* **OBJECTIVE**:
Find the word "connection" in the records below. List each line containing it.

* **RECORDED DATA**:
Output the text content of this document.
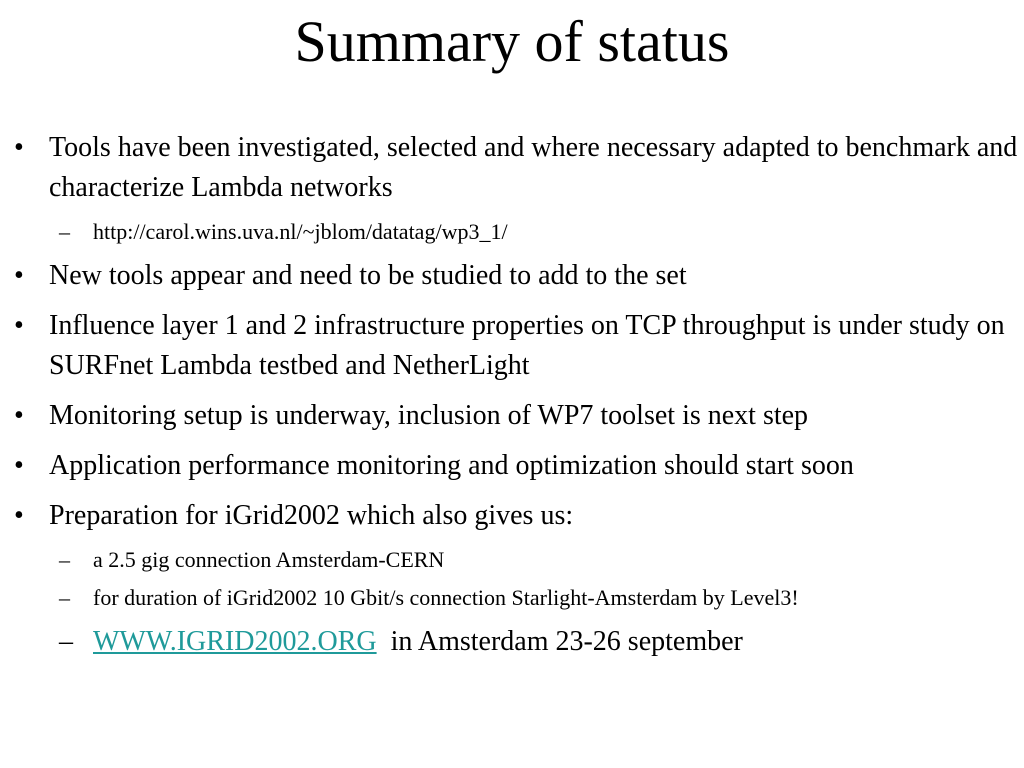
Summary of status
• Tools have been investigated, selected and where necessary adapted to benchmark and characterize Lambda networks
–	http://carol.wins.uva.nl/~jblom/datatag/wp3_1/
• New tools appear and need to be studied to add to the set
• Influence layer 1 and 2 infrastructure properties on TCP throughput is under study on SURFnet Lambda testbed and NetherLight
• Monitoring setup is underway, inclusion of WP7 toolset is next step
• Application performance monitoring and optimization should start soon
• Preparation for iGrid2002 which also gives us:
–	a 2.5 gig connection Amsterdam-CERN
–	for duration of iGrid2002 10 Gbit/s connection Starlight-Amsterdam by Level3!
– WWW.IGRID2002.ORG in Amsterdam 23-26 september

* **EXERCISE ANSWER**:
–	a 2.5 gig connection Amsterdam-CERN
–	for duration of iGrid2002 10 Gbit/s connection Starlight-Amsterdam by Level3!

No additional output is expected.